▸ **Request**
Would you restate all the data that follows, word for word?
** START Record list **
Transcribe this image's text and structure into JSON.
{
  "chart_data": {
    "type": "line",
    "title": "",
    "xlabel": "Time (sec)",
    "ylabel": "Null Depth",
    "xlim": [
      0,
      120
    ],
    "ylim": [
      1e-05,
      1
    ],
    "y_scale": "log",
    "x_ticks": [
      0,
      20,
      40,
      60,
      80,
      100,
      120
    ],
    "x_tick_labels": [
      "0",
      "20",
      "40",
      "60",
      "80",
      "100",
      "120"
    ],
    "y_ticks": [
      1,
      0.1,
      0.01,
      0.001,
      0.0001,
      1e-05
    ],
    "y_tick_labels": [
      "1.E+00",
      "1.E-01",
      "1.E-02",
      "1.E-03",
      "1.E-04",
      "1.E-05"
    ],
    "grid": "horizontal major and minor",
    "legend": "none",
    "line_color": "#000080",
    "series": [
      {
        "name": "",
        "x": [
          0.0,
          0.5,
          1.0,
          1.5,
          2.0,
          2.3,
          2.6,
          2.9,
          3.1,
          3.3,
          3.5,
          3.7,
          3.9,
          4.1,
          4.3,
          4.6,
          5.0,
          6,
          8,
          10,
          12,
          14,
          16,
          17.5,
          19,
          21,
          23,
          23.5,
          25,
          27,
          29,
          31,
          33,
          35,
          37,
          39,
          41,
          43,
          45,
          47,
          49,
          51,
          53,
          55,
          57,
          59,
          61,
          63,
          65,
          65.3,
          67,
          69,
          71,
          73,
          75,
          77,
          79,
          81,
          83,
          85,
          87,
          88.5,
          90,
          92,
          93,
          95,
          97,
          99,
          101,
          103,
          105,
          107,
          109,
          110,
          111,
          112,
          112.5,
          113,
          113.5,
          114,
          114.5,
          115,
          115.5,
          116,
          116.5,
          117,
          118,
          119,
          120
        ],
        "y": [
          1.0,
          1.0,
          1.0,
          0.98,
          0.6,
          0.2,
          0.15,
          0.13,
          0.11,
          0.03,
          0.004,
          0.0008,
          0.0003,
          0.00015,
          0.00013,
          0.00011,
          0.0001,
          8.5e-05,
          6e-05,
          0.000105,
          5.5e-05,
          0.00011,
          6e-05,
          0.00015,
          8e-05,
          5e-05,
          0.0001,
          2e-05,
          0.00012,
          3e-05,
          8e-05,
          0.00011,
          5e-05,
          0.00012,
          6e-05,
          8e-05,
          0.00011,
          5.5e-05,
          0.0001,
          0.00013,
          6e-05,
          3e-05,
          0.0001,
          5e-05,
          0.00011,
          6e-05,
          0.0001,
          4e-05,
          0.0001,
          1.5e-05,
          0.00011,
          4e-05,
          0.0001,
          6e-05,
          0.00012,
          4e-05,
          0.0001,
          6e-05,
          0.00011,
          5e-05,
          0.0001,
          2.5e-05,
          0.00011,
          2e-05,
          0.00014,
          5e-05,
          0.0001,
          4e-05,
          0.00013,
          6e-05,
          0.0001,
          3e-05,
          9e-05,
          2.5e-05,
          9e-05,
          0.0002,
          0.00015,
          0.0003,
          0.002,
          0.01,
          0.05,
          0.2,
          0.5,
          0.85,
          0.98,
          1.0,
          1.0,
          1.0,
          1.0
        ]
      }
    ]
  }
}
** END Record list **
▸ **Correct answer**
Transcribe this image's text and structure into JSON.
{
  "chart_data": {
    "type": "line",
    "title": "",
    "xlabel": "Time (sec)",
    "ylabel": "Null Depth",
    "xlim": [
      0,
      120
    ],
    "ylim": [
      1e-05,
      1
    ],
    "y_scale": "log",
    "x_ticks": [
      0,
      20,
      40,
      60,
      80,
      100,
      120
    ],
    "x_tick_labels": [
      "0",
      "20",
      "40",
      "60",
      "80",
      "100",
      "120"
    ],
    "y_ticks": [
      1,
      0.1,
      0.01,
      0.001,
      0.0001,
      1e-05
    ],
    "y_tick_labels": [
      "1.E+00",
      "1.E-01",
      "1.E-02",
      "1.E-03",
      "1.E-04",
      "1.E-05"
    ],
    "grid": "horizontal major and minor",
    "legend": "none",
    "line_color": "#000080",
    "series": [
      {
        "name": "",
        "x": [
          0.0,
          0.5,
          1.0,
          1.5,
          2.0,
          2.3,
          2.6,
          2.9,
          3.1,
          3.3,
          3.5,
          3.7,
          3.9,
          4.1,
          4.3,
          4.6,
          5.0,
          6,
          8,
          10,
          12,
          14,
          16,
          17.5,
          19,
          21,
          23,
          23.5,
          25,
          27,
          29,
          31,
          33,
          35,
          37,
          39,
          41,
          43,
          45,
          47,
          49,
          51,
          53,
          55,
          57,
          59,
          61,
          63,
          65,
          65.3,
          67,
          69,
          71,
          73,
          75,
          77,
          79,
          81,
          83,
          85,
          87,
          88.5,
          90,
          92,
          93,
          95,
          97,
          99,
          101,
          103,
          105,
          107,
          109,
          110,
          111,
          112,
          112.5,
          113,
          113.5,
          114,
          114.5,
          115,
          115.5,
          116,
          116.5,
          117,
          118,
          119,
          120
        ],
        "y": [
          1.0,
          1.0,
          1.0,
          0.98,
          0.6,
          0.2,
          0.15,
          0.13,
          0.11,
          0.03,
          0.004,
          0.0008,
          0.0003,
          0.00015,
          0.00013,
          0.00011,
          0.0001,
          8.5e-05,
          6e-05,
          0.000105,
          5.5e-05,
          0.00011,
          6e-05,
          0.00015,
          8e-05,
          5e-05,
          0.0001,
          2e-05,
          0.00012,
          3e-05,
          8e-05,
          0.00011,
          5e-05,
          0.00012,
          6e-05,
          8e-05,
          0.00011,
          5.5e-05,
          0.0001,
          0.00013,
          6e-05,
          3e-05,
          0.0001,
          5e-05,
          0.00011,
          6e-05,
          0.0001,
          4e-05,
          0.0001,
          1.5e-05,
          0.00011,
          4e-05,
          0.0001,
          6e-05,
          0.00012,
          4e-05,
          0.0001,
          6e-05,
          0.00011,
          5e-05,
          0.0001,
          2.5e-05,
          0.00011,
          2e-05,
          0.00014,
          5e-05,
          0.0001,
          4e-05,
          0.00013,
          6e-05,
          0.0001,
          3e-05,
          9e-05,
          2.5e-05,
          9e-05,
          0.0002,
          0.00015,
          0.0003,
          0.002,
          0.01,
          0.05,
          0.2,
          0.5,
          0.85,
          0.98,
          1.0,
          1.0,
          1.0,
          1.0
        ]
      }
    ]
  }
}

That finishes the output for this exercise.